-- STATED EXERCISE --
Transcribe exactly the lines from the one containing "What data was" through the end of the data, both included. Leave out pictures.

Records from a collection of figures:
* BEGIN *

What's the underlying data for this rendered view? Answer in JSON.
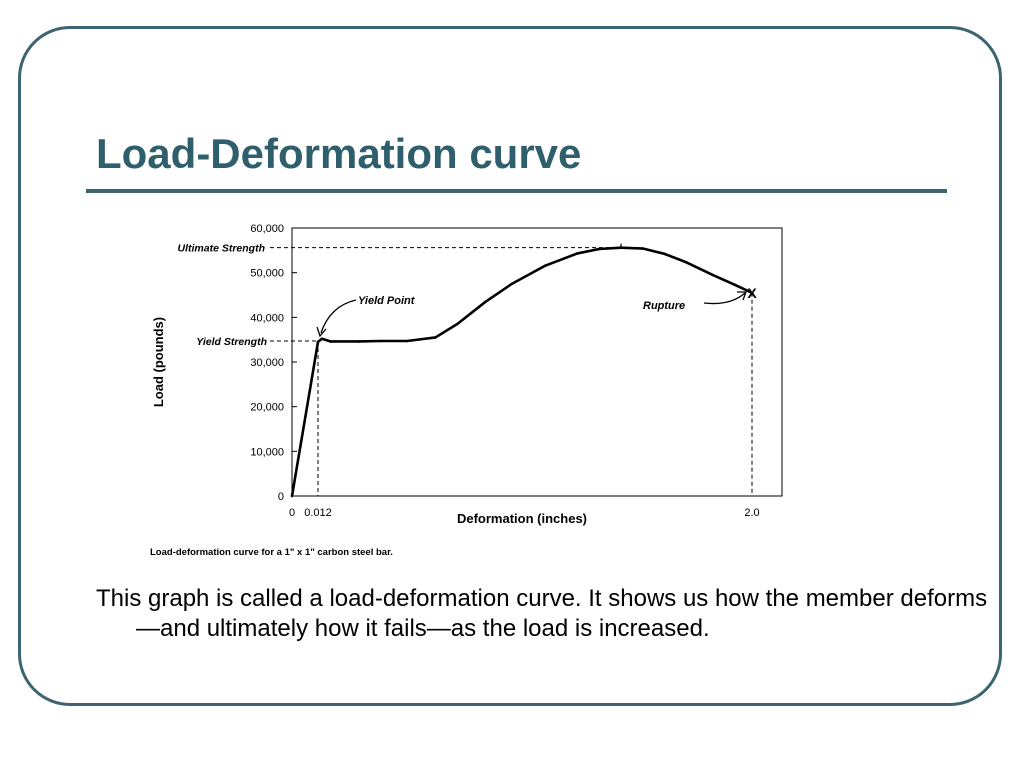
{
  "slide": {
    "title": "Load-Deformation curve",
    "body": "This graph is called a load-deformation curve. It shows us how the member deforms—and ultimately how it fails—as the load is increased.",
    "accent_color": "#3d6570",
    "title_color": "#2f5f6c"
  },
  "chart_data": {
    "type": "line",
    "title": "",
    "caption": "Load-deformation curve for a 1\" x 1\" carbon steel bar.",
    "xlabel": "Deformation (inches)",
    "ylabel": "Load (pounds)",
    "ylim": [
      0,
      60000
    ],
    "y_ticks": [
      {
        "value": 0,
        "label": "0"
      },
      {
        "value": 10000,
        "label": "10,000"
      },
      {
        "value": 20000,
        "label": "20,000"
      },
      {
        "value": 30000,
        "label": "30,000"
      },
      {
        "value": 40000,
        "label": "40,000"
      },
      {
        "value": 50000,
        "label": "50,000"
      },
      {
        "value": 60000,
        "label": "60,000"
      }
    ],
    "x_ticks": [
      {
        "value": 0,
        "label": "0"
      },
      {
        "value": 0.012,
        "label": "0.012"
      },
      {
        "value": 2.0,
        "label": "2.0"
      }
    ],
    "grid": false,
    "legend": "none",
    "series": [
      {
        "points": [
          [
            0,
            0
          ],
          [
            0.012,
            34500
          ],
          [
            0.03,
            35200
          ],
          [
            0.07,
            34600
          ],
          [
            0.2,
            34600
          ],
          [
            0.3,
            34700
          ],
          [
            0.42,
            34700
          ],
          [
            0.55,
            35500
          ],
          [
            0.65,
            38500
          ],
          [
            0.78,
            43500
          ],
          [
            0.9,
            47500
          ],
          [
            1.05,
            51500
          ],
          [
            1.2,
            54300
          ],
          [
            1.3,
            55300
          ],
          [
            1.4,
            55600
          ],
          [
            1.5,
            55400
          ],
          [
            1.6,
            54200
          ],
          [
            1.7,
            52300
          ],
          [
            1.82,
            49500
          ],
          [
            1.92,
            47300
          ],
          [
            2.0,
            45500
          ]
        ]
      }
    ],
    "annotations": {
      "ultimate_strength": {
        "label": "Ultimate Strength",
        "value": 55600
      },
      "yield_strength": {
        "label": "Yield Strength",
        "value": 34700
      },
      "yield_point": {
        "label": "Yield Point",
        "x": 0.012,
        "y": 35200
      },
      "rupture": {
        "label": "Rupture",
        "marker": "X",
        "x": 2.0,
        "y": 45500
      }
    }
  }
}
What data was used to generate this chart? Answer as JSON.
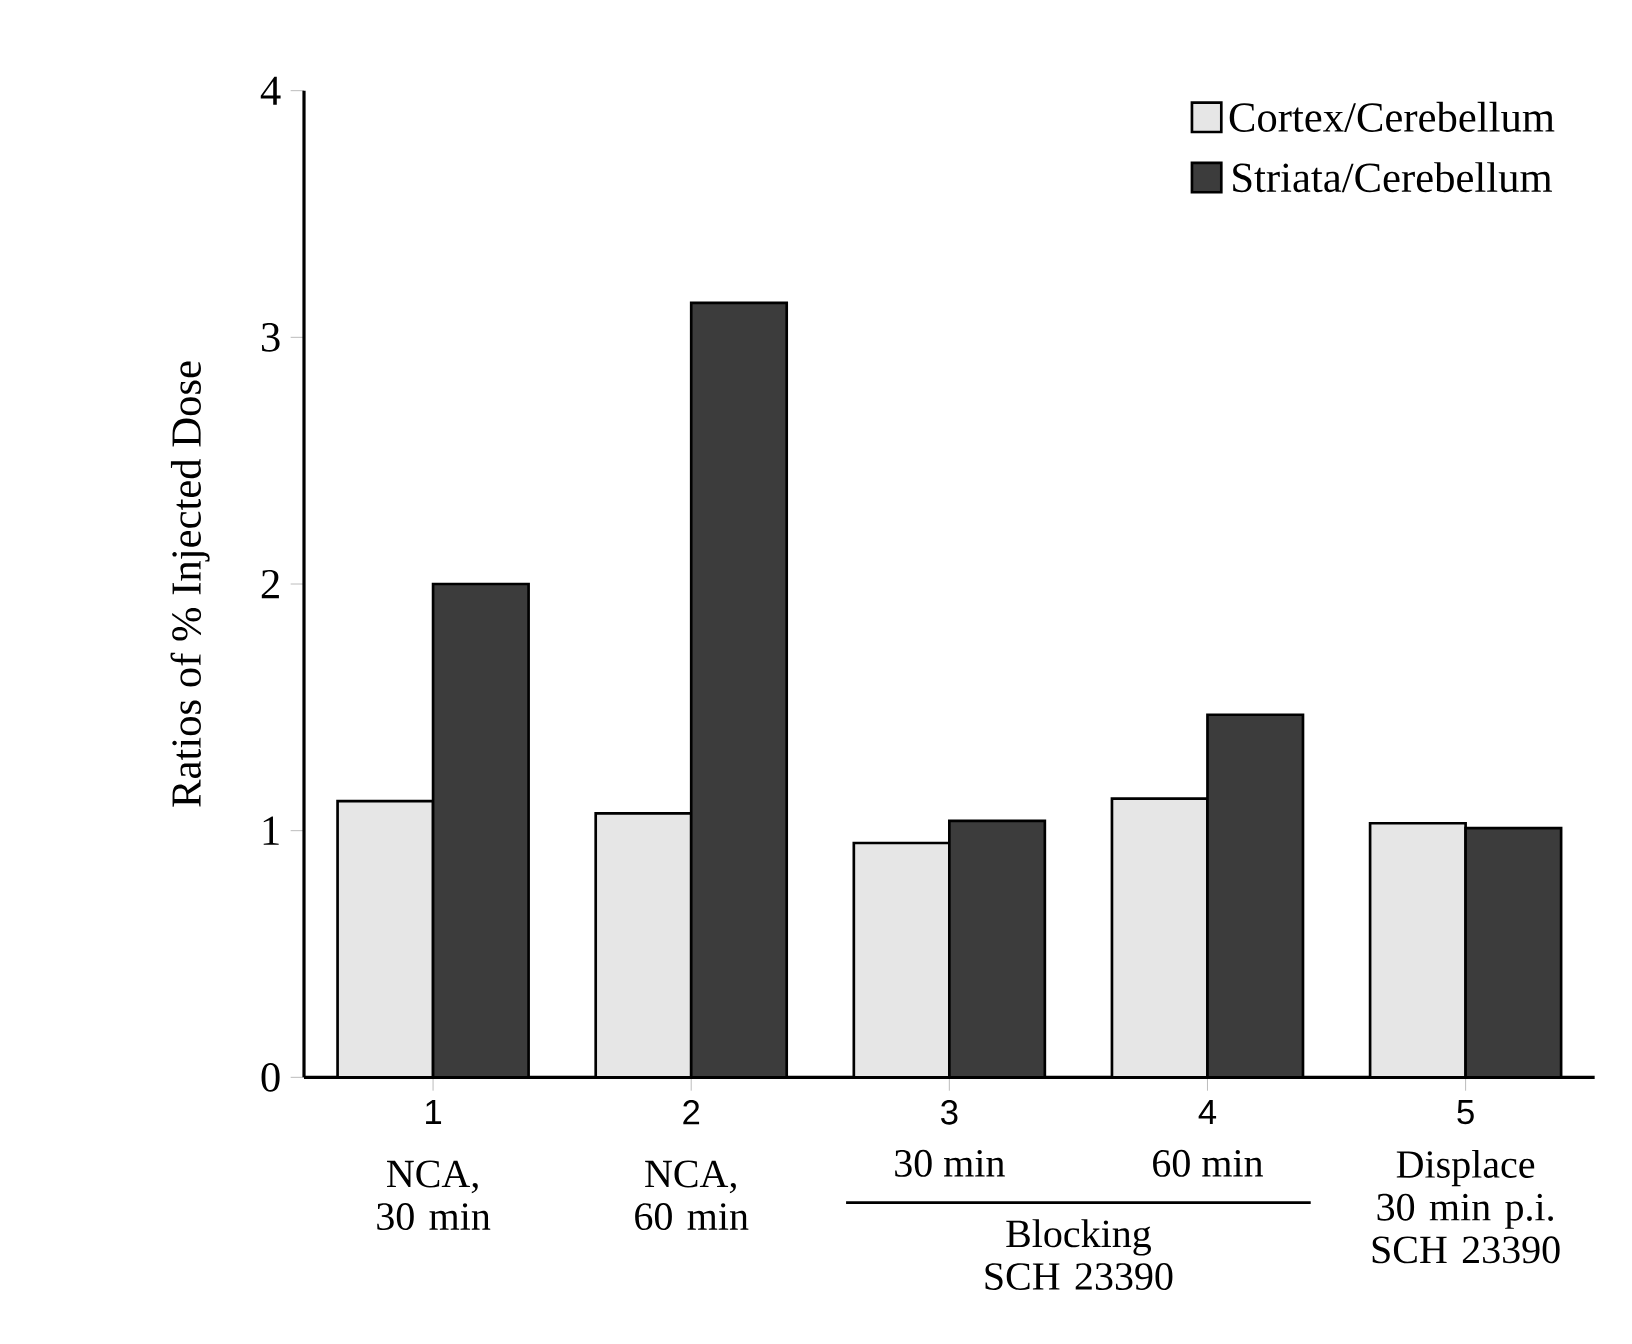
{
  "chart_data": {
    "type": "bar",
    "ylabel": "Ratios of % Injected Dose",
    "categories": [
      "1",
      "2",
      "3",
      "4",
      "5"
    ],
    "series": [
      {
        "name": "Cortex/Cerebellum",
        "color": "#e6e6e6",
        "values": [
          1.12,
          1.07,
          0.95,
          1.13,
          1.03
        ]
      },
      {
        "name": "Striata/Cerebellum",
        "color": "#3c3c3c",
        "values": [
          2.0,
          3.14,
          1.04,
          1.47,
          1.01
        ]
      }
    ],
    "ylim": [
      0,
      4
    ],
    "yticks": [
      0,
      1,
      2,
      3,
      4
    ],
    "legend": "top right",
    "annotations": [
      "NCA, 30 min",
      "NCA, 60 min",
      "30 min",
      "60 min",
      "Blocking SCH 23390",
      "Displace 30 min p.i. SCH 23390"
    ]
  }
}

* END *

-- ANSWER TO THE TASK --
What data was used to generate this chart? Answer as JSON.
{
  "chart_data": {
    "type": "bar",
    "ylabel": "Ratios of % Injected Dose",
    "categories": [
      "1",
      "2",
      "3",
      "4",
      "5"
    ],
    "series": [
      {
        "name": "Cortex/Cerebellum",
        "color": "#e6e6e6",
        "values": [
          1.12,
          1.07,
          0.95,
          1.13,
          1.03
        ]
      },
      {
        "name": "Striata/Cerebellum",
        "color": "#3c3c3c",
        "values": [
          2.0,
          3.14,
          1.04,
          1.47,
          1.01
        ]
      }
    ],
    "ylim": [
      0,
      4
    ],
    "yticks": [
      0,
      1,
      2,
      3,
      4
    ],
    "legend": "top right",
    "annotations": [
      "NCA, 30 min",
      "NCA, 60 min",
      "30 min",
      "60 min",
      "Blocking SCH 23390",
      "Displace 30 min p.i. SCH 23390"
    ]
  }
}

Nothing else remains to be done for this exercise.